DATASET RECORDS

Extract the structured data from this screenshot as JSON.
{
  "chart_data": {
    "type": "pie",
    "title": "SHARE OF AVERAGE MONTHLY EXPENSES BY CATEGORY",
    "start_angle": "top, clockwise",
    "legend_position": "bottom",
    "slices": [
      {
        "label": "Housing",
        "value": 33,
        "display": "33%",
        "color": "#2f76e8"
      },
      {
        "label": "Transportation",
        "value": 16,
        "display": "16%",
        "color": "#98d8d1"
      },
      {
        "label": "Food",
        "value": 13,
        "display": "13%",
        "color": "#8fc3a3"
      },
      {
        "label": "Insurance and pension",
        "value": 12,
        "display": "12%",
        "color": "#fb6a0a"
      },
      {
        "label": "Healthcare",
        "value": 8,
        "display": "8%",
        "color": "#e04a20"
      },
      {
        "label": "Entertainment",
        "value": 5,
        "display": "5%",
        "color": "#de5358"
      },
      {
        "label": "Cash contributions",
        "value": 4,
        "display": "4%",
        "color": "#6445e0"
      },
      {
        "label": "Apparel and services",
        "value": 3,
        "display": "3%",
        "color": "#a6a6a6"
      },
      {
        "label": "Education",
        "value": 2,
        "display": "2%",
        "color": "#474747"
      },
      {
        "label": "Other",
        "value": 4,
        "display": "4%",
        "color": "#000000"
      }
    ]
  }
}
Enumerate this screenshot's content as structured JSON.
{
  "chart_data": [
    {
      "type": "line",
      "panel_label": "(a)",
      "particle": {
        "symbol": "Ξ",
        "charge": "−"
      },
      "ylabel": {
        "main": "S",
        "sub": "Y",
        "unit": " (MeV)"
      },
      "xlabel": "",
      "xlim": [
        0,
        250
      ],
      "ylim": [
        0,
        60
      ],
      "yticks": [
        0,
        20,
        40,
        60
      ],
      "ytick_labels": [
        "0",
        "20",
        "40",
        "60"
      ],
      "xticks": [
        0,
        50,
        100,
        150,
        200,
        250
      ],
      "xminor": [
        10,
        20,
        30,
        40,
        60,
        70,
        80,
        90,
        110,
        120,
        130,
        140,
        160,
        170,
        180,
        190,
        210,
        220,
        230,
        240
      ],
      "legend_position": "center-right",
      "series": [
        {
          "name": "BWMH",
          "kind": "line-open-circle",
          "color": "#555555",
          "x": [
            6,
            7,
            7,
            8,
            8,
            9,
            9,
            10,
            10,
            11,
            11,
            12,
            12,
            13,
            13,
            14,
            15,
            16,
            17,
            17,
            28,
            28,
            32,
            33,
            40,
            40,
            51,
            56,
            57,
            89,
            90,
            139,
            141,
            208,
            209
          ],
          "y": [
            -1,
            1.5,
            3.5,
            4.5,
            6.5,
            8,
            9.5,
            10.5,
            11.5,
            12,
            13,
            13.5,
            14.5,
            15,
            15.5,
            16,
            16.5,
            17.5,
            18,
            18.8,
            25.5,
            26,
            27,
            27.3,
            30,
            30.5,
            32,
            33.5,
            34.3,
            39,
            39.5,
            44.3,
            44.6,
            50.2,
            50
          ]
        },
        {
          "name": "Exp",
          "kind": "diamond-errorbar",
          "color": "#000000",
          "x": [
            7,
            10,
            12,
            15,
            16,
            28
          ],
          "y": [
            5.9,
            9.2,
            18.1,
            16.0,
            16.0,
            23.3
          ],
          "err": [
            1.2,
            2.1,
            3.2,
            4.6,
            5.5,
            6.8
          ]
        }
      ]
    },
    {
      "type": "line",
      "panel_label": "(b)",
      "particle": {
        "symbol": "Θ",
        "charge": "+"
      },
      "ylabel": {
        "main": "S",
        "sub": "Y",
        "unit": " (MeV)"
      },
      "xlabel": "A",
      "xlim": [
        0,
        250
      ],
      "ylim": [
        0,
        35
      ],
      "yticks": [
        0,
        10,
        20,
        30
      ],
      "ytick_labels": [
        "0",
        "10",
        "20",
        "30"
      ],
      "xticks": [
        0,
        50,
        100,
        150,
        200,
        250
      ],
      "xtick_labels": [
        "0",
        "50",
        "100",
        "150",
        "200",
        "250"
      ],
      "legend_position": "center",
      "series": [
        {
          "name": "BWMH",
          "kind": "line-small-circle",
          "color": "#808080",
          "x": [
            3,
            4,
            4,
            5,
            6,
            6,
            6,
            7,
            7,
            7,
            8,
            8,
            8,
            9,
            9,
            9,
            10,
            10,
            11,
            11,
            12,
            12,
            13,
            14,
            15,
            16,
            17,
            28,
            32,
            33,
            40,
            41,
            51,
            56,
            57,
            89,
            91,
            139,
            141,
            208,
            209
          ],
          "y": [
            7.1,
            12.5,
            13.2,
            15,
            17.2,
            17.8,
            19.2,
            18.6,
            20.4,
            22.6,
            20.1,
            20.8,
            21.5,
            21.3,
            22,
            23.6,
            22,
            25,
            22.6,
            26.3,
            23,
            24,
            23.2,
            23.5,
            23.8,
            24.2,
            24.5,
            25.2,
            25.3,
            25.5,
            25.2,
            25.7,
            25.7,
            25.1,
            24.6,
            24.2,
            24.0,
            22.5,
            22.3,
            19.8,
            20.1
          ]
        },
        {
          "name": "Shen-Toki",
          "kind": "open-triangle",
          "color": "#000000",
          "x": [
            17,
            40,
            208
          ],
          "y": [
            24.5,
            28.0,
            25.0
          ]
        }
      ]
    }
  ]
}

PROBLEM TO SOLVE
Copy out each line exactly.

IN RESPONSE
Extract the structured data from this screenshot as JSON.
{
  "chart_data": {
    "type": "pie",
    "title": "SHARE OF AVERAGE MONTHLY EXPENSES BY CATEGORY",
    "start_angle": "top, clockwise",
    "legend_position": "bottom",
    "slices": [
      {
        "label": "Housing",
        "value": 33,
        "display": "33%",
        "color": "#2f76e8"
      },
      {
        "label": "Transportation",
        "value": 16,
        "display": "16%",
        "color": "#98d8d1"
      },
      {
        "label": "Food",
        "value": 13,
        "display": "13%",
        "color": "#8fc3a3"
      },
      {
        "label": "Insurance and pension",
        "value": 12,
        "display": "12%",
        "color": "#fb6a0a"
      },
      {
        "label": "Healthcare",
        "value": 8,
        "display": "8%",
        "color": "#e04a20"
      },
      {
        "label": "Entertainment",
        "value": 5,
        "display": "5%",
        "color": "#de5358"
      },
      {
        "label": "Cash contributions",
        "value": 4,
        "display": "4%",
        "color": "#6445e0"
      },
      {
        "label": "Apparel and services",
        "value": 3,
        "display": "3%",
        "color": "#a6a6a6"
      },
      {
        "label": "Education",
        "value": 2,
        "display": "2%",
        "color": "#474747"
      },
      {
        "label": "Other",
        "value": 4,
        "display": "4%",
        "color": "#000000"
      }
    ]
  }
}
Enumerate this screenshot's content as structured JSON.
{
  "chart_data": [
    {
      "type": "line",
      "panel_label": "(a)",
      "particle": {
        "symbol": "Ξ",
        "charge": "−"
      },
      "ylabel": {
        "main": "S",
        "sub": "Y",
        "unit": " (MeV)"
      },
      "xlabel": "",
      "xlim": [
        0,
        250
      ],
      "ylim": [
        0,
        60
      ],
      "yticks": [
        0,
        20,
        40,
        60
      ],
      "ytick_labels": [
        "0",
        "20",
        "40",
        "60"
      ],
      "xticks": [
        0,
        50,
        100,
        150,
        200,
        250
      ],
      "xminor": [
        10,
        20,
        30,
        40,
        60,
        70,
        80,
        90,
        110,
        120,
        130,
        140,
        160,
        170,
        180,
        190,
        210,
        220,
        230,
        240
      ],
      "legend_position": "center-right",
      "series": [
        {
          "name": "BWMH",
          "kind": "line-open-circle",
          "color": "#555555",
          "x": [
            6,
            7,
            7,
            8,
            8,
            9,
            9,
            10,
            10,
            11,
            11,
            12,
            12,
            13,
            13,
            14,
            15,
            16,
            17,
            17,
            28,
            28,
            32,
            33,
            40,
            40,
            51,
            56,
            57,
            89,
            90,
            139,
            141,
            208,
            209
          ],
          "y": [
            -1,
            1.5,
            3.5,
            4.5,
            6.5,
            8,
            9.5,
            10.5,
            11.5,
            12,
            13,
            13.5,
            14.5,
            15,
            15.5,
            16,
            16.5,
            17.5,
            18,
            18.8,
            25.5,
            26,
            27,
            27.3,
            30,
            30.5,
            32,
            33.5,
            34.3,
            39,
            39.5,
            44.3,
            44.6,
            50.2,
            50
          ]
        },
        {
          "name": "Exp",
          "kind": "diamond-errorbar",
          "color": "#000000",
          "x": [
            7,
            10,
            12,
            15,
            16,
            28
          ],
          "y": [
            5.9,
            9.2,
            18.1,
            16.0,
            16.0,
            23.3
          ],
          "err": [
            1.2,
            2.1,
            3.2,
            4.6,
            5.5,
            6.8
          ]
        }
      ]
    },
    {
      "type": "line",
      "panel_label": "(b)",
      "particle": {
        "symbol": "Θ",
        "charge": "+"
      },
      "ylabel": {
        "main": "S",
        "sub": "Y",
        "unit": " (MeV)"
      },
      "xlabel": "A",
      "xlim": [
        0,
        250
      ],
      "ylim": [
        0,
        35
      ],
      "yticks": [
        0,
        10,
        20,
        30
      ],
      "ytick_labels": [
        "0",
        "10",
        "20",
        "30"
      ],
      "xticks": [
        0,
        50,
        100,
        150,
        200,
        250
      ],
      "xtick_labels": [
        "0",
        "50",
        "100",
        "150",
        "200",
        "250"
      ],
      "legend_position": "center",
      "series": [
        {
          "name": "BWMH",
          "kind": "line-small-circle",
          "color": "#808080",
          "x": [
            3,
            4,
            4,
            5,
            6,
            6,
            6,
            7,
            7,
            7,
            8,
            8,
            8,
            9,
            9,
            9,
            10,
            10,
            11,
            11,
            12,
            12,
            13,
            14,
            15,
            16,
            17,
            28,
            32,
            33,
            40,
            41,
            51,
            56,
            57,
            89,
            91,
            139,
            141,
            208,
            209
          ],
          "y": [
            7.1,
            12.5,
            13.2,
            15,
            17.2,
            17.8,
            19.2,
            18.6,
            20.4,
            22.6,
            20.1,
            20.8,
            21.5,
            21.3,
            22,
            23.6,
            22,
            25,
            22.6,
            26.3,
            23,
            24,
            23.2,
            23.5,
            23.8,
            24.2,
            24.5,
            25.2,
            25.3,
            25.5,
            25.2,
            25.7,
            25.7,
            25.1,
            24.6,
            24.2,
            24.0,
            22.5,
            22.3,
            19.8,
            20.1
          ]
        },
        {
          "name": "Shen-Toki",
          "kind": "open-triangle",
          "color": "#000000",
          "x": [
            17,
            40,
            208
          ],
          "y": [
            24.5,
            28.0,
            25.0
          ]
        }
      ]
    }
  ]
}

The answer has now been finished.